▶ [THE EXERCISE] Search the material for the word "Avinione" and copy each line that holds it.
-- Start of DATA ROWS --
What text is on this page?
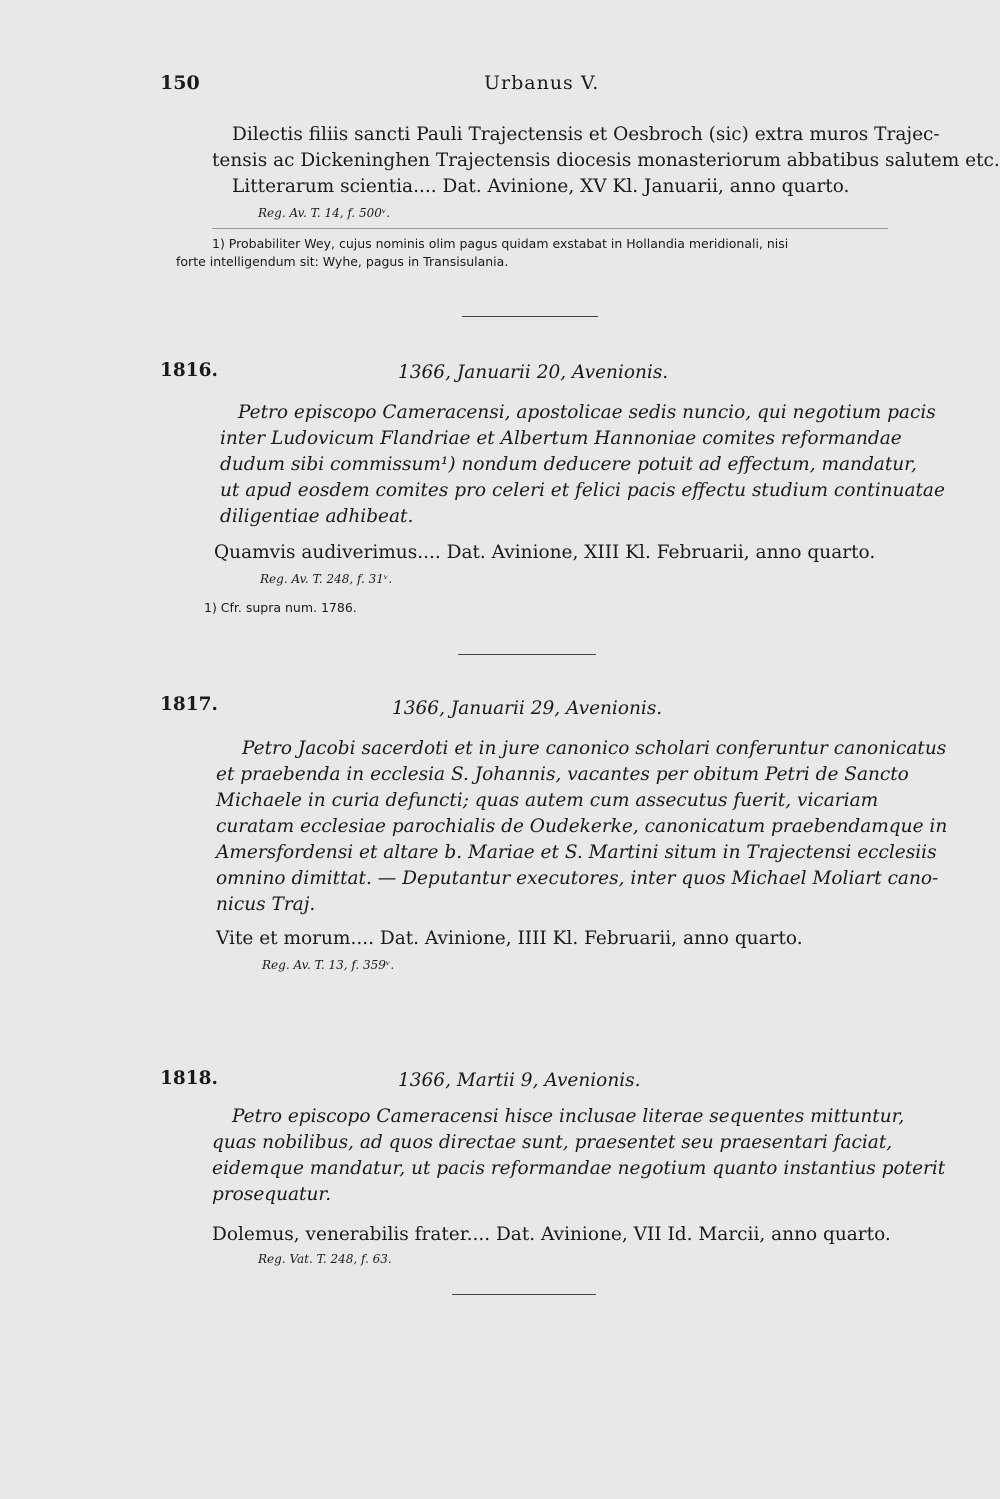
150	Urbanus V.
Dilectis filiis sancti Pauli Trajectensis et Oesbroch (sic) extra muros Trajec-
tensis ac Dickeninghen Trajectensis diocesis monasteriorum abbatibus salutem etc.
Litterarum scientia.... Dat. Avinione, XV Kl. Januarii, anno quarto.
Reg. Av. T. 14, f. 500ᵛ.
1) Probabiliter Wey, cujus nominis olim pagus quidam exstabat in Hollandia meridionali, nisi
forte intelligendum sit: Wyhe, pagus in Transisulania.
1816.	1366, Januarii 20, Avenionis.
Petro episcopo Cameracensi, apostolicae sedis nuncio, qui negotium pacis
inter Ludovicum Flandriae et Albertum Hannoniae comites reformandae
dudum sibi commissum¹) nondum deducere potuit ad effectum, mandatur,
ut apud eosdem comites pro celeri et felici pacis effectu studium continuatae
diligentiae adhibeat.
Quamvis audiverimus.... Dat. Avinione, XIII Kl. Februarii, anno quarto.
Reg. Av. T. 248, f. 31ᵛ.
1) Cfr. supra num. 1786.
1817.	1366, Januarii 29, Avenionis.
Petro Jacobi sacerdoti et in jure canonico scholari conferuntur canonicatus
et praebenda in ecclesia S. Johannis, vacantes per obitum Petri de Sancto
Michaele in curia defuncti; quas autem cum assecutus fuerit, vicariam
curatam ecclesiae parochialis de Oudekerke, canonicatum praebendamque in
Amersfordensi et altare b. Mariae et S. Martini situm in Trajectensi ecclesiis
omnino dimittat. — Deputantur executores, inter quos Michael Moliart cano-
nicus Traj.
Vite et morum.... Dat. Avinione, IIII Kl. Februarii, anno quarto.
Reg. Av. T. 13, f. 359ᵛ.
1818.	1366, Martii 9, Avenionis.
Petro episcopo Cameracensi hisce inclusae literae sequentes mittuntur,
quas nobilibus, ad quos directae sunt, praesentet seu praesentari faciat,
eidemque mandatur, ut pacis reformandae negotium quanto instantius poterit
prosequatur.
Dolemus, venerabilis frater.... Dat. Avinione, VII Id. Marcii, anno quarto.
Reg. Vat. T. 248, f. 63.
-- End of DATA ROWS --
▶ [ANSWER IN FULL]
Litterarum scientia.... Dat. Avinione, XV Kl. Januarii, anno quarto.
Quamvis audiverimus.... Dat. Avinione, XIII Kl. Februarii, anno quarto.
Vite et morum.... Dat. Avinione, IIII Kl. Februarii, anno quarto.
Dolemus, venerabilis frater.... Dat. Avinione, VII Id. Marcii, anno quarto.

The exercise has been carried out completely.